> [WHAT IS NEEDED] For the entries that follow, tally the lines holding the string "参考答案". Give the total and nothing else.

Data entries:
(begin)

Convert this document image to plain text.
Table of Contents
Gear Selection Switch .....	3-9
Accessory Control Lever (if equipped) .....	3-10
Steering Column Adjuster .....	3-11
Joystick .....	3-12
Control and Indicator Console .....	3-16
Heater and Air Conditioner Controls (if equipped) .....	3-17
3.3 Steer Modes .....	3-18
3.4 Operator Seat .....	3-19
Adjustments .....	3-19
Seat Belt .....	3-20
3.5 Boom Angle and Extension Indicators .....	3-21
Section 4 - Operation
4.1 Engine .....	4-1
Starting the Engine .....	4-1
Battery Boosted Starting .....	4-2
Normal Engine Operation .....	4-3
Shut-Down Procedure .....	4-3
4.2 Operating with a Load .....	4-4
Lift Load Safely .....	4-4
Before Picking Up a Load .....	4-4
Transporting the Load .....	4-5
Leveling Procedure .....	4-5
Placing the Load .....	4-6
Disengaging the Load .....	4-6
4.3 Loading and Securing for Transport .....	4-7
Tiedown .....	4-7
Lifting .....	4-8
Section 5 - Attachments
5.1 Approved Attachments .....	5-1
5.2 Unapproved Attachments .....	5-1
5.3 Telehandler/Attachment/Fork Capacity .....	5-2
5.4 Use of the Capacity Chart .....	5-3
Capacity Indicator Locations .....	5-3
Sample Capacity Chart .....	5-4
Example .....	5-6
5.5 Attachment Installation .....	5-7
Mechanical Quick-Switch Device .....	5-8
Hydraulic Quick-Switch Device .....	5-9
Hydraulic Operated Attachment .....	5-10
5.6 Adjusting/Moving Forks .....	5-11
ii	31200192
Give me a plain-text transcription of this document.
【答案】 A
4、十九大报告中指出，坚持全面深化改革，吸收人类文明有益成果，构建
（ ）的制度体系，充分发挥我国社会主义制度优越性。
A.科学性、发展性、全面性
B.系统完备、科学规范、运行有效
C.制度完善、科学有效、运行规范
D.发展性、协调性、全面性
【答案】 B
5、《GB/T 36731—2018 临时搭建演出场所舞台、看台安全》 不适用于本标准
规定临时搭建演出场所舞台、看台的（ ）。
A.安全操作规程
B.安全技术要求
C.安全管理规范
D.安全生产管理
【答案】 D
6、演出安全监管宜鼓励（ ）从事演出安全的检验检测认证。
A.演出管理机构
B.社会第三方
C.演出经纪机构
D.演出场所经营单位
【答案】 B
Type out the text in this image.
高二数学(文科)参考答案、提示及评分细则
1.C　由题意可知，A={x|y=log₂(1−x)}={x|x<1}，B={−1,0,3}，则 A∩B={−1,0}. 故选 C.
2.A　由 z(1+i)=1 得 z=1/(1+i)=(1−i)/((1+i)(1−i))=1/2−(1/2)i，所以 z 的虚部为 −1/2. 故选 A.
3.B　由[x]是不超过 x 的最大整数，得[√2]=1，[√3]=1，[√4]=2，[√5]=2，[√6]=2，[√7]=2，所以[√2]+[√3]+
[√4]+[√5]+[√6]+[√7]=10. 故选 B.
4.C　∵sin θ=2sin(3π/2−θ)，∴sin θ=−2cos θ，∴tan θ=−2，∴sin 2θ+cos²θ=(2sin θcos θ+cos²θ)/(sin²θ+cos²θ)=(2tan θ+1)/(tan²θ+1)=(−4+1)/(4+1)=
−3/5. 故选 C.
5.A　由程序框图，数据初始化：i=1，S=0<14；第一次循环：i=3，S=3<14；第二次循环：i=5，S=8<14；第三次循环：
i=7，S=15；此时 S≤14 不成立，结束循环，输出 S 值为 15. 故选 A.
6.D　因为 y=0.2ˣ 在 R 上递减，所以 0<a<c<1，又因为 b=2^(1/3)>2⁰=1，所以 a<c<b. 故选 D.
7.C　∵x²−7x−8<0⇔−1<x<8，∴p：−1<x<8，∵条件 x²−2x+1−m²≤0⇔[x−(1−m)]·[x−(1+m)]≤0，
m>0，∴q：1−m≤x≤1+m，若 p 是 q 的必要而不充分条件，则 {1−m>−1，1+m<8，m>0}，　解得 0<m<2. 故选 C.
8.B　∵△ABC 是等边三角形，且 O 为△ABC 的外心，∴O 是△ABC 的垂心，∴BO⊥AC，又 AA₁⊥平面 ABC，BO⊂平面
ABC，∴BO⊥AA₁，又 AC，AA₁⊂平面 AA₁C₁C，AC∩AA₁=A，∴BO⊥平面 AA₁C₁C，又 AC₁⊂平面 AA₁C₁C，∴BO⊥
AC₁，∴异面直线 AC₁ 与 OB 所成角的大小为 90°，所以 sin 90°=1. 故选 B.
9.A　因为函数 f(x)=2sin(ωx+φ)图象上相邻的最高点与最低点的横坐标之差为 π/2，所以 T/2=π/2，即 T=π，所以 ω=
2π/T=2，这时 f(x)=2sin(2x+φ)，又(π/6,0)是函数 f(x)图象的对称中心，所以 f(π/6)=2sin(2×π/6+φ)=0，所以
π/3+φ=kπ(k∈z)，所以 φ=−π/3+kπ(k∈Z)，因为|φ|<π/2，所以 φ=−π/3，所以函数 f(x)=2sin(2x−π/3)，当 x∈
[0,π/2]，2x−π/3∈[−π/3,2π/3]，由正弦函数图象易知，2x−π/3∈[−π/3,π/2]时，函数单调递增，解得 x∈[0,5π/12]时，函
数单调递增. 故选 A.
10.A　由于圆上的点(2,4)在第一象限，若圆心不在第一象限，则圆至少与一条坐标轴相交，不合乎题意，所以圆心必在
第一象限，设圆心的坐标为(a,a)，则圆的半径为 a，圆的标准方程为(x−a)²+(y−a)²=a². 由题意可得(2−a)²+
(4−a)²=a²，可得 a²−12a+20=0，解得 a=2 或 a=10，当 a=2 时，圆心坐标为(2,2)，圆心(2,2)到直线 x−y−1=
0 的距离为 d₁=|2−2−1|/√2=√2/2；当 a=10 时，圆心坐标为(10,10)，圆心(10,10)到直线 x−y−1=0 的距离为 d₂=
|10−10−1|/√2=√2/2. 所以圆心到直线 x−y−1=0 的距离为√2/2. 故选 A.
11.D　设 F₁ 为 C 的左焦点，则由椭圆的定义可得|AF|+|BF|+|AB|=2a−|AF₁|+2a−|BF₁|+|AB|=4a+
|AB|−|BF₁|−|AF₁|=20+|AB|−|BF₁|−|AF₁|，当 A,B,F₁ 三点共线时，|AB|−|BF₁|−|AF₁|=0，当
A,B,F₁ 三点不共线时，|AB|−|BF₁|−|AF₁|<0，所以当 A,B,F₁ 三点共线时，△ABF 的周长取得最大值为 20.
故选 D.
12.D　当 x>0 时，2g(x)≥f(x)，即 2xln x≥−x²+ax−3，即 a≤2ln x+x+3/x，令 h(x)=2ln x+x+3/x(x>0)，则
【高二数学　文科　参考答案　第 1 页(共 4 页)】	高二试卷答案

(end)

> [RESULT OF THIS TASK] 2